Only the lines from the one containing "What's the underlying" through the final line of the material below should be output, exactly as they stand.
— BEGIN Supplied data —
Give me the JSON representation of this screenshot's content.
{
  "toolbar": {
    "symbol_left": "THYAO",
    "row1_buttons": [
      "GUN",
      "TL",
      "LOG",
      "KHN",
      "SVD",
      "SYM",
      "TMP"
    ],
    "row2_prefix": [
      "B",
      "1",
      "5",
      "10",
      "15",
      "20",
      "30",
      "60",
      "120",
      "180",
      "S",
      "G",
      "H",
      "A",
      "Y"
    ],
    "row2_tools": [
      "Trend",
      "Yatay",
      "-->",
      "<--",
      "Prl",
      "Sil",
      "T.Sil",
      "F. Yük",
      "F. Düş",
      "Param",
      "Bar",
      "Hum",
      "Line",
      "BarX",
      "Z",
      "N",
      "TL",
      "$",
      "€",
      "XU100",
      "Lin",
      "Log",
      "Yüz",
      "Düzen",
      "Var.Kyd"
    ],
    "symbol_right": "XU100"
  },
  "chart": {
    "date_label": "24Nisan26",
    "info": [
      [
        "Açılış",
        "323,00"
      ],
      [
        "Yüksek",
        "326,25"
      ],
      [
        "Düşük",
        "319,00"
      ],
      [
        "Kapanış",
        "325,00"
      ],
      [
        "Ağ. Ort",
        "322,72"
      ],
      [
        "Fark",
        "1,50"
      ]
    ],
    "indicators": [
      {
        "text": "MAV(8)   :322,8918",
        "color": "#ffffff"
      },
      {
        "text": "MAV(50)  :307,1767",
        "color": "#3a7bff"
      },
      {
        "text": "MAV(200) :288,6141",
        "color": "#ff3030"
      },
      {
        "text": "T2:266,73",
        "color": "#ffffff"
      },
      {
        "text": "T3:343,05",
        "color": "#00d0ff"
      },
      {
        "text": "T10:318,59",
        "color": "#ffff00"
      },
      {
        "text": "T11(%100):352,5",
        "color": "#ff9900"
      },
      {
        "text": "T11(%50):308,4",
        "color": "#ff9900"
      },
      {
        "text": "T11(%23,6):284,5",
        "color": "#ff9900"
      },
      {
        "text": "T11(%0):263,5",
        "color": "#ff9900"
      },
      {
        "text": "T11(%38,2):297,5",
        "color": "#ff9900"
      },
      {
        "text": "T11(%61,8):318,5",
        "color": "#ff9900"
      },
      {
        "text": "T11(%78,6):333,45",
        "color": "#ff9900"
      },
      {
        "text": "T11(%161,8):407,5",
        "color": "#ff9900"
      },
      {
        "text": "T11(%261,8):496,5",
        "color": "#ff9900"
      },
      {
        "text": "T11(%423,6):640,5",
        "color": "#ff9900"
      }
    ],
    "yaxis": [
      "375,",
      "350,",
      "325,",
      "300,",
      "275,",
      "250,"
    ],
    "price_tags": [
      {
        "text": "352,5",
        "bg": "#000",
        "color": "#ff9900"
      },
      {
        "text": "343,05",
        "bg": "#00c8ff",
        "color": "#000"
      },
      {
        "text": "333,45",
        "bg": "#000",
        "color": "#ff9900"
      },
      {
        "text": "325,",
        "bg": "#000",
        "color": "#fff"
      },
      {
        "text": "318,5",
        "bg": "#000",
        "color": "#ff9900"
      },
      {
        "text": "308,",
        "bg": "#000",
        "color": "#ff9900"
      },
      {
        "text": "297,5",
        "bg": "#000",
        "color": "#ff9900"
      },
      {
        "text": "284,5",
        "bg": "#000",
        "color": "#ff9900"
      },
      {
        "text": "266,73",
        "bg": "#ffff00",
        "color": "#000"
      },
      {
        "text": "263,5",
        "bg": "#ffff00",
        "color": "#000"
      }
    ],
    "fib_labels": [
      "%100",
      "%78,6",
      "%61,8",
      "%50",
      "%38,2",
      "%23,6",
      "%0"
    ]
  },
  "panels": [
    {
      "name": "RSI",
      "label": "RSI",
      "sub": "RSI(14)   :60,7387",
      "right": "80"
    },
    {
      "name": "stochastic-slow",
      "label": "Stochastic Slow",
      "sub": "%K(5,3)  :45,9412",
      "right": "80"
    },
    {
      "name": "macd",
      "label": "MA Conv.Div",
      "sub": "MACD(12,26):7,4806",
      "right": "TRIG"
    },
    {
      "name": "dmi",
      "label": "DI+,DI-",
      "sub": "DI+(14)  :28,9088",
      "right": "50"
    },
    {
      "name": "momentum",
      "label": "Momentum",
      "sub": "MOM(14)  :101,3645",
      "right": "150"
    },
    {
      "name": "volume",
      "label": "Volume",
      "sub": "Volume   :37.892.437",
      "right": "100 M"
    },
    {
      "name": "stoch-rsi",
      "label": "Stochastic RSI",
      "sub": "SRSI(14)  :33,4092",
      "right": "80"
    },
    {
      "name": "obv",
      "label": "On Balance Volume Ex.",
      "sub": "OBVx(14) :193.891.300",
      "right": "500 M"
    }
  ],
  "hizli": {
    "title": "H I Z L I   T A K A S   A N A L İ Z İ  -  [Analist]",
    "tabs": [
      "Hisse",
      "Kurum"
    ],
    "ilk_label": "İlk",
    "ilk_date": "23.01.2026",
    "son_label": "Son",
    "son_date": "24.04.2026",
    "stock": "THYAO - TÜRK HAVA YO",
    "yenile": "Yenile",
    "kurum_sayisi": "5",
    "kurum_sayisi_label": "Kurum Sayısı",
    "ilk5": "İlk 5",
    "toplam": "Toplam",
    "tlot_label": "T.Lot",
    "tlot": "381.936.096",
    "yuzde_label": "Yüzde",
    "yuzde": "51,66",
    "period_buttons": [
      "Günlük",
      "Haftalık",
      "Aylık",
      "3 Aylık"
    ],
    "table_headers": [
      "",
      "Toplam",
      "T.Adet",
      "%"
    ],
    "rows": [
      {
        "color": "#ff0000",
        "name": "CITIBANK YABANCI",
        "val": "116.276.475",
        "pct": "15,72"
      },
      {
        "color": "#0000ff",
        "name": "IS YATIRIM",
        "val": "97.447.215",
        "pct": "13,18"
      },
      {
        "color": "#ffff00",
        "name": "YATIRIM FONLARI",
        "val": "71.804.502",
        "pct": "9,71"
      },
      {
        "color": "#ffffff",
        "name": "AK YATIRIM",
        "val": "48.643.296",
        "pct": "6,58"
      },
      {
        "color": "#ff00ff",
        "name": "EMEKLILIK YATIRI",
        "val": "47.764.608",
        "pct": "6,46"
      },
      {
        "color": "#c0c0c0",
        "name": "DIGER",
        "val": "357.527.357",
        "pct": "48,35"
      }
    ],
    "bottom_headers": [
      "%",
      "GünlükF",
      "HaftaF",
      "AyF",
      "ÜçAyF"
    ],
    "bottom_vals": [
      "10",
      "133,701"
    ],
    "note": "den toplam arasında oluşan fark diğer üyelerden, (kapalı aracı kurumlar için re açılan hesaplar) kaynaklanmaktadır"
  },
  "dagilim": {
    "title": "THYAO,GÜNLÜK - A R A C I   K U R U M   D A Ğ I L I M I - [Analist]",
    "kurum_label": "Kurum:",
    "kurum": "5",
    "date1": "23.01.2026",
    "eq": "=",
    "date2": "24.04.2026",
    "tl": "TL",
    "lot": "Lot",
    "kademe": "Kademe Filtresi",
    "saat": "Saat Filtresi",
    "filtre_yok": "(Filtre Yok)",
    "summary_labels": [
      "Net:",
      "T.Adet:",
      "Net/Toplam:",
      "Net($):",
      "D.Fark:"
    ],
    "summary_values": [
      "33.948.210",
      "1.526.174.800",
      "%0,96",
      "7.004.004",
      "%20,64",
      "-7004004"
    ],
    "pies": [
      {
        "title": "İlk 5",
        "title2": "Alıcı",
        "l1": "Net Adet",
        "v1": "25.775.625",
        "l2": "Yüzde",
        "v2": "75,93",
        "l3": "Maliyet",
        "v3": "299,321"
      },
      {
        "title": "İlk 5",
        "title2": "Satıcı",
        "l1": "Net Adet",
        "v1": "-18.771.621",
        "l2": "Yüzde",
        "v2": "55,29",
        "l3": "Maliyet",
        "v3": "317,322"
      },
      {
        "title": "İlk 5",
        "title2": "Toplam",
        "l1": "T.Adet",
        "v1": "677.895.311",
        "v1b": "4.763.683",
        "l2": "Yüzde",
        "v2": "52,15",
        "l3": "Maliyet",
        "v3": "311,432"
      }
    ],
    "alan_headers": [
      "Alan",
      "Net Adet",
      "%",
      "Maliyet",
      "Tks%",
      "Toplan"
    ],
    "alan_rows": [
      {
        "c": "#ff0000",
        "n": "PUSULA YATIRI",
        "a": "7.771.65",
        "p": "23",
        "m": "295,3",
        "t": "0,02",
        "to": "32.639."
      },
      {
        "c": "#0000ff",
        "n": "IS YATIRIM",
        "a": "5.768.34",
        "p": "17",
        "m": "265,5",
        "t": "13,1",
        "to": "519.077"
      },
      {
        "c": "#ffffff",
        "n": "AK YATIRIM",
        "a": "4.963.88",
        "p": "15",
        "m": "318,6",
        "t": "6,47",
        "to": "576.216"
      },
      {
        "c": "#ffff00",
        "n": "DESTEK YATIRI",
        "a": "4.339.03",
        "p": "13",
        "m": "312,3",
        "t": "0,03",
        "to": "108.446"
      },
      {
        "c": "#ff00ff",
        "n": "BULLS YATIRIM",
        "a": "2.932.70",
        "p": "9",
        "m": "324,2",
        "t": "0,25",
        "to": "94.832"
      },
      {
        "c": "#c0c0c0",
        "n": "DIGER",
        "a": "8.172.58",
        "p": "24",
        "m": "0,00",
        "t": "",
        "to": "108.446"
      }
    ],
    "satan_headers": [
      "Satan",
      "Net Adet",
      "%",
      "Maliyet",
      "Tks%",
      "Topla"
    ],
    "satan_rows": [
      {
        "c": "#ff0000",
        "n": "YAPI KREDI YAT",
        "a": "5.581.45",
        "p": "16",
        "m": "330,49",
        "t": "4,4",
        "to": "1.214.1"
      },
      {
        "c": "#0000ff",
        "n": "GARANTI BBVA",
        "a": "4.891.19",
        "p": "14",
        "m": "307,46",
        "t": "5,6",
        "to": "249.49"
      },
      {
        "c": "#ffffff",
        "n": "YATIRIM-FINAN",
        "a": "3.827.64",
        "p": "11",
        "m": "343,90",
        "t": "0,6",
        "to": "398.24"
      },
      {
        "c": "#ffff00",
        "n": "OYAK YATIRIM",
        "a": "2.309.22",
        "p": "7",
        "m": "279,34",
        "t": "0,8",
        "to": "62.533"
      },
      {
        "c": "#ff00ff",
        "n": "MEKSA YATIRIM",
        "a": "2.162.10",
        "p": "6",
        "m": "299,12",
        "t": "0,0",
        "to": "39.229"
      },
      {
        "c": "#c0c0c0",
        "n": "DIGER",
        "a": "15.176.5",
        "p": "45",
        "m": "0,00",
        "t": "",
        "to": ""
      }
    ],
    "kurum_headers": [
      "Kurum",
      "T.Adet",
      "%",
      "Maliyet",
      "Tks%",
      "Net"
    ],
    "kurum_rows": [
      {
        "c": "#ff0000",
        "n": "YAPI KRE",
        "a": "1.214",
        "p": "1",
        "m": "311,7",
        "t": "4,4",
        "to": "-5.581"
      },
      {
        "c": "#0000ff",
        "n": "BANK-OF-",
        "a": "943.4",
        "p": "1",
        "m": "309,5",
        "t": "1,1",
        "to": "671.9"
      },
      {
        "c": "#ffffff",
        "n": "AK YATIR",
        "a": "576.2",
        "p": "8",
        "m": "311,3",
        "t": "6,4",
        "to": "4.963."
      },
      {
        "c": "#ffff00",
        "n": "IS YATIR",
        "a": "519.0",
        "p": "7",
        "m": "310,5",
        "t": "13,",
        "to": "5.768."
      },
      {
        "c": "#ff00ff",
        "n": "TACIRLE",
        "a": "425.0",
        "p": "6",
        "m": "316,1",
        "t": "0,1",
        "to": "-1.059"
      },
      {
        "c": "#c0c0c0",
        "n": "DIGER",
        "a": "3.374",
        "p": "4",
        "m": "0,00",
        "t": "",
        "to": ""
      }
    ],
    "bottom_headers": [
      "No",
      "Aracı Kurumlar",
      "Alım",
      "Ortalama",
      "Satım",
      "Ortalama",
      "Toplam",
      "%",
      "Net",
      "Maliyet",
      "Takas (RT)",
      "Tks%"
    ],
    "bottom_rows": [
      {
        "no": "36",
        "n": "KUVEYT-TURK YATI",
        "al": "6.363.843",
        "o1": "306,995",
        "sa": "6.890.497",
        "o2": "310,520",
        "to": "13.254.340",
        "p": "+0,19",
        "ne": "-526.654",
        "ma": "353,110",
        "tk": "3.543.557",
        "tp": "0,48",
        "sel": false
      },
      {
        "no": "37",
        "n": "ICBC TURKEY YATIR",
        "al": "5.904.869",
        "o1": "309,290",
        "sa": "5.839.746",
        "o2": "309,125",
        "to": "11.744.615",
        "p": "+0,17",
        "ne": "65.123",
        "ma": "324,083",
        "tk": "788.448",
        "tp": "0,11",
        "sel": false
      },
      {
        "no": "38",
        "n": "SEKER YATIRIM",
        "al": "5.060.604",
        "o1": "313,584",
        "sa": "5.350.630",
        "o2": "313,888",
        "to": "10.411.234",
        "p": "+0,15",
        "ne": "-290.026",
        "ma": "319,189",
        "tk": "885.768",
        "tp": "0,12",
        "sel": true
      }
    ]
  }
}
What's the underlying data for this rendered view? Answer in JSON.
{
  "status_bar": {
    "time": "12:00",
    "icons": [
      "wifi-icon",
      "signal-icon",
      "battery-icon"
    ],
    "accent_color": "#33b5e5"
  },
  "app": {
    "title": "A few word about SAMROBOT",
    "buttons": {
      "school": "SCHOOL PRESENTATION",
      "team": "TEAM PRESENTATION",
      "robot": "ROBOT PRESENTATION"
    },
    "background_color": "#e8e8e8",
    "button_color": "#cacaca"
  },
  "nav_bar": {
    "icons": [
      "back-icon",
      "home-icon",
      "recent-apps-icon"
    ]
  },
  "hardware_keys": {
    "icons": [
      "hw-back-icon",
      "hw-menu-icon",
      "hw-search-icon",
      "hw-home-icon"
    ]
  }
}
— END Supplied data —
#### Reply:
What's the underlying data for this rendered view? Answer in JSON.
{
  "status_bar": {
    "time": "12:00",
    "icons": [
      "wifi-icon",
      "signal-icon",
      "battery-icon"
    ],
    "accent_color": "#33b5e5"
  },
  "app": {
    "title": "A few word about SAMROBOT",
    "buttons": {
      "school": "SCHOOL PRESENTATION",
      "team": "TEAM PRESENTATION",
      "robot": "ROBOT PRESENTATION"
    },
    "background_color": "#e8e8e8",
    "button_color": "#cacaca"
  },
  "nav_bar": {
    "icons": [
      "back-icon",
      "home-icon",
      "recent-apps-icon"
    ]
  },
  "hardware_keys": {
    "icons": [
      "hw-back-icon",
      "hw-menu-icon",
      "hw-search-icon",
      "hw-home-icon"
    ]
  }
}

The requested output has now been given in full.